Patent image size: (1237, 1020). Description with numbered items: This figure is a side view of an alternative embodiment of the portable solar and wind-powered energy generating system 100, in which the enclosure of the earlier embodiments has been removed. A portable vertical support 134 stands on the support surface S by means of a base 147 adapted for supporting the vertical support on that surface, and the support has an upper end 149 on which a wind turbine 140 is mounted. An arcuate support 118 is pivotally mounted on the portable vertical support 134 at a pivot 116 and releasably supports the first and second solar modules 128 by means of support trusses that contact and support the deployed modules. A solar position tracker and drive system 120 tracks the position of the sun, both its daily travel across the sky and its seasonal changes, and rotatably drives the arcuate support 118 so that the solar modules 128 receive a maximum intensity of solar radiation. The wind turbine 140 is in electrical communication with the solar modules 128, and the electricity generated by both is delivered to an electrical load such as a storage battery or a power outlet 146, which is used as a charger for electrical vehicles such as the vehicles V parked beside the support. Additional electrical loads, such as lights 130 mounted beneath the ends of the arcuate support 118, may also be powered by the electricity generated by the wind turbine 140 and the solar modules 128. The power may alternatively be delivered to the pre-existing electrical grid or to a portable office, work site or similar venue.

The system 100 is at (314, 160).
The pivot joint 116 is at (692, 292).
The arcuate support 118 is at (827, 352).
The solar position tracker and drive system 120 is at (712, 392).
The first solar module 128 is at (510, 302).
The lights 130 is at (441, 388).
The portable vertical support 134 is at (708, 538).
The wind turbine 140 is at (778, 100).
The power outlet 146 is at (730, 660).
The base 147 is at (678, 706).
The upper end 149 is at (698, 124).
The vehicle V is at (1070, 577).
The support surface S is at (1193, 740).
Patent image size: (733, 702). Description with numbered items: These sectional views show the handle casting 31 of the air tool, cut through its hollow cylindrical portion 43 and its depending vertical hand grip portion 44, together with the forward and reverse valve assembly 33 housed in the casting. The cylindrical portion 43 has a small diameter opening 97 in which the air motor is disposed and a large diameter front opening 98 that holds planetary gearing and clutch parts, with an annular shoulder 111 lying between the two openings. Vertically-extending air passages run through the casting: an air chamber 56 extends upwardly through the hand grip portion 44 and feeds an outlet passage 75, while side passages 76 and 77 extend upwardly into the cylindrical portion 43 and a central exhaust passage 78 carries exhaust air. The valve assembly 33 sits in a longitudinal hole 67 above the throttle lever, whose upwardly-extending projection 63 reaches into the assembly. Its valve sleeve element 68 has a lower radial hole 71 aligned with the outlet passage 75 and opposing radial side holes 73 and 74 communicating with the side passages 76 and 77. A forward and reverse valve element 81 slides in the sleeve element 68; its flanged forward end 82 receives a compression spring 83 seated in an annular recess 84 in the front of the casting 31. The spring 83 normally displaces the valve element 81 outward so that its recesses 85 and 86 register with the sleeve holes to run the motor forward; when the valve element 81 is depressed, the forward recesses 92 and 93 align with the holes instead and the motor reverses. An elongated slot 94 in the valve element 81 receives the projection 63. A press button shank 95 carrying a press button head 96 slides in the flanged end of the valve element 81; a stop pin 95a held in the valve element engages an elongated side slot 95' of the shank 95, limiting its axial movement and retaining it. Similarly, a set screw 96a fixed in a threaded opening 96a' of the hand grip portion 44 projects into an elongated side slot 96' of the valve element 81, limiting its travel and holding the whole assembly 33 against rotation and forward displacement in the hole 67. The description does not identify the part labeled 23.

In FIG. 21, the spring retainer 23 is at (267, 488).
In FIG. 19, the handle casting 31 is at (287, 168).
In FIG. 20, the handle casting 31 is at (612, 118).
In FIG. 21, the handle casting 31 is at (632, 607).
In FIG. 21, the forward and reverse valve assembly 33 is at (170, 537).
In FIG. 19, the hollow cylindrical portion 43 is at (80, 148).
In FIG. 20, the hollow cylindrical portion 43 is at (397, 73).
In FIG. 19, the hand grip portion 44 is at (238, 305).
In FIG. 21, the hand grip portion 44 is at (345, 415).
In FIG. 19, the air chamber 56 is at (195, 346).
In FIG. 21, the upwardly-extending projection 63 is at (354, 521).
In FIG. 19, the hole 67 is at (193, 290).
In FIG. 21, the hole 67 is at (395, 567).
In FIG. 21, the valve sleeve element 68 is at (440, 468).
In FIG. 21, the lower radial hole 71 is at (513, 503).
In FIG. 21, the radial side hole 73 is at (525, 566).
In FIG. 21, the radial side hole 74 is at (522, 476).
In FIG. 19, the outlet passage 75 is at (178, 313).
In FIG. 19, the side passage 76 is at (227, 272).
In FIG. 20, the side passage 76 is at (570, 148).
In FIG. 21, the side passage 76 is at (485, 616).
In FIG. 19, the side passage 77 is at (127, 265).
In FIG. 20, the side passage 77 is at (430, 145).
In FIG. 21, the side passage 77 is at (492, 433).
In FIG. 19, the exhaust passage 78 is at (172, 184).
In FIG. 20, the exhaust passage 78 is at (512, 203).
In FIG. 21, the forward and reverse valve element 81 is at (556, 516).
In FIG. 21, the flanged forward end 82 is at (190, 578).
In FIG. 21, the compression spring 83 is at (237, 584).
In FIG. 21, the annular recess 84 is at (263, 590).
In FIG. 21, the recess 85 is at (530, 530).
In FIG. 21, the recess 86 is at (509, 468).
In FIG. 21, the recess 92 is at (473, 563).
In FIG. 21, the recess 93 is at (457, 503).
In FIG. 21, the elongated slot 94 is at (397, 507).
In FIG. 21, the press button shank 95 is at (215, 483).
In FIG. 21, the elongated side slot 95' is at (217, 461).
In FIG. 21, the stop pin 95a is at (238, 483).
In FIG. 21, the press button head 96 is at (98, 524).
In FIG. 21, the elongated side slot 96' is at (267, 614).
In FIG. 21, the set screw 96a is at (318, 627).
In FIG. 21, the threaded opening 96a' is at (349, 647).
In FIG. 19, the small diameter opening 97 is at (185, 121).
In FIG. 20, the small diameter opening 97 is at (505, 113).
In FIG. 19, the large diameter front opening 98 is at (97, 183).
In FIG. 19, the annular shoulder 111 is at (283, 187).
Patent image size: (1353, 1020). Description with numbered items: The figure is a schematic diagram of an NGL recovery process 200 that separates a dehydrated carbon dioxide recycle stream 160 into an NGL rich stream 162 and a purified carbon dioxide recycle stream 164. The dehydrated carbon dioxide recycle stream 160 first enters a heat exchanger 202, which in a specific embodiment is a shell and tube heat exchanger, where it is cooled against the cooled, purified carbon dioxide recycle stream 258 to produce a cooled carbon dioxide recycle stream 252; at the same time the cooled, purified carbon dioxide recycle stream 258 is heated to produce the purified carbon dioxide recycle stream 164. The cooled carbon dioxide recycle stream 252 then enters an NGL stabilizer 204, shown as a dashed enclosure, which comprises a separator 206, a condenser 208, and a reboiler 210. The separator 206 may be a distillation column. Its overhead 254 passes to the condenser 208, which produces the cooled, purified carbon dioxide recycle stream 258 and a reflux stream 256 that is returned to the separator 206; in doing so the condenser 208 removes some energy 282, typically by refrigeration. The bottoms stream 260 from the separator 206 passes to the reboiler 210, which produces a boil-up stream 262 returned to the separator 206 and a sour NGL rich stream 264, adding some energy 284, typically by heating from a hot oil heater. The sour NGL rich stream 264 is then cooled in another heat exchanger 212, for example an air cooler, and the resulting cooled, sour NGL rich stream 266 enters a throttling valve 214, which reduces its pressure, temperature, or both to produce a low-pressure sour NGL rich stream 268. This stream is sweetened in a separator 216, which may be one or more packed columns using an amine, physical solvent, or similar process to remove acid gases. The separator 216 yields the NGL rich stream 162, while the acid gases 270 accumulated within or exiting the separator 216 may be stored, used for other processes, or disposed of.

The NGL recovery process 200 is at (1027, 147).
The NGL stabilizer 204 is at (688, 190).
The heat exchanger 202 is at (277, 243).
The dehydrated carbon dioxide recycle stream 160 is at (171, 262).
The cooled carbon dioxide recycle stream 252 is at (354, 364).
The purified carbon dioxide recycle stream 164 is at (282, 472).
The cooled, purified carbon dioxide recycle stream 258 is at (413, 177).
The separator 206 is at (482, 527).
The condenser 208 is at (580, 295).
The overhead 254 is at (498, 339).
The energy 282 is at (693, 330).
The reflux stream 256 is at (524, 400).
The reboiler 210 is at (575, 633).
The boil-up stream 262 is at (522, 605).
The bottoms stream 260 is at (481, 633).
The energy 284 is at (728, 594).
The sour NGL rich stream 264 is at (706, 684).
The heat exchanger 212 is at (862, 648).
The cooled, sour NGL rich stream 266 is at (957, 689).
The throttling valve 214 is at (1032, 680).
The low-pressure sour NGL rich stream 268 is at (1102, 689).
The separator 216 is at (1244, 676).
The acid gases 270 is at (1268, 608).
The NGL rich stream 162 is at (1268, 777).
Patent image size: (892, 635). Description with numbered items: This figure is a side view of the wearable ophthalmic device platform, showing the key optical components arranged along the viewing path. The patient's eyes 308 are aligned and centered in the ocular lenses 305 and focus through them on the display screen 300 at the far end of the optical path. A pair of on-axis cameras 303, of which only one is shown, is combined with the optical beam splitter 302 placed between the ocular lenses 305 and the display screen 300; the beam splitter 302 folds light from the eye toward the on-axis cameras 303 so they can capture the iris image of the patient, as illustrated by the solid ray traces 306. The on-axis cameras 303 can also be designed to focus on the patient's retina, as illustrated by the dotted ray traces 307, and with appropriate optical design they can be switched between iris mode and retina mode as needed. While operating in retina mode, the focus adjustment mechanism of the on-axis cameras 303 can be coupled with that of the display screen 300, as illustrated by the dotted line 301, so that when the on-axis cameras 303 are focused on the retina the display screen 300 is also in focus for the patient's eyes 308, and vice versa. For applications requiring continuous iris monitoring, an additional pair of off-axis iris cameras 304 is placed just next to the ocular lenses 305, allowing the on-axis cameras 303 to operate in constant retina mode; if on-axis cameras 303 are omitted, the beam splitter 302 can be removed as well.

TASK TO COMPLETE —
Rewrite the entries from the first line through the line containing "The lights 130 is at (441, 388).", inclusive, so that "wind-powered" becomes "wind-driven" and nothing else changes. Return only those lines.

WRITTEN ANSWER —
Patent image size: (1237, 1020). Description with numbered items: This figure is a side view of an alternative embodiment of the portable solar and wind-driven energy generating system 100, in which the enclosure of the earlier embodiments has been removed. A portable vertical support 134 stands on the support surface S by means of a base 147 adapted for supporting the vertical support on that surface, and the support has an upper end 149 on which a wind turbine 140 is mounted. An arcuate support 118 is pivotally mounted on the portable vertical support 134 at a pivot 116 and releasably supports the first and second solar modules 128 by means of support trusses that contact and support the deployed modules. A solar position tracker and drive system 120 tracks the position of the sun, both its daily travel across the sky and its seasonal changes, and rotatably drives the arcuate support 118 so that the solar modules 128 receive a maximum intensity of solar radiation. The wind turbine 140 is in electrical communication with the solar modules 128, and the electricity generated by both is delivered to an electrical load such as a storage battery or a power outlet 146, which is used as a charger for electrical vehicles such as the vehicles V parked beside the support. Additional electrical loads, such as lights 130 mounted beneath the ends of the arcuate support 118, may also be powered by the electricity generated by the wind turbine 140 and the solar modules 128. The power may alternatively be delivered to the pre-existing electrical grid or to a portable office, work site or similar venue.

The system 100 is at (314, 160).
The pivot joint 116 is at (692, 292).
The arcuate support 118 is at (827, 352).
The solar position tracker and drive system 120 is at (712, 392).
The first solar module 128 is at (510, 302).
The lights 130 is at (441, 388).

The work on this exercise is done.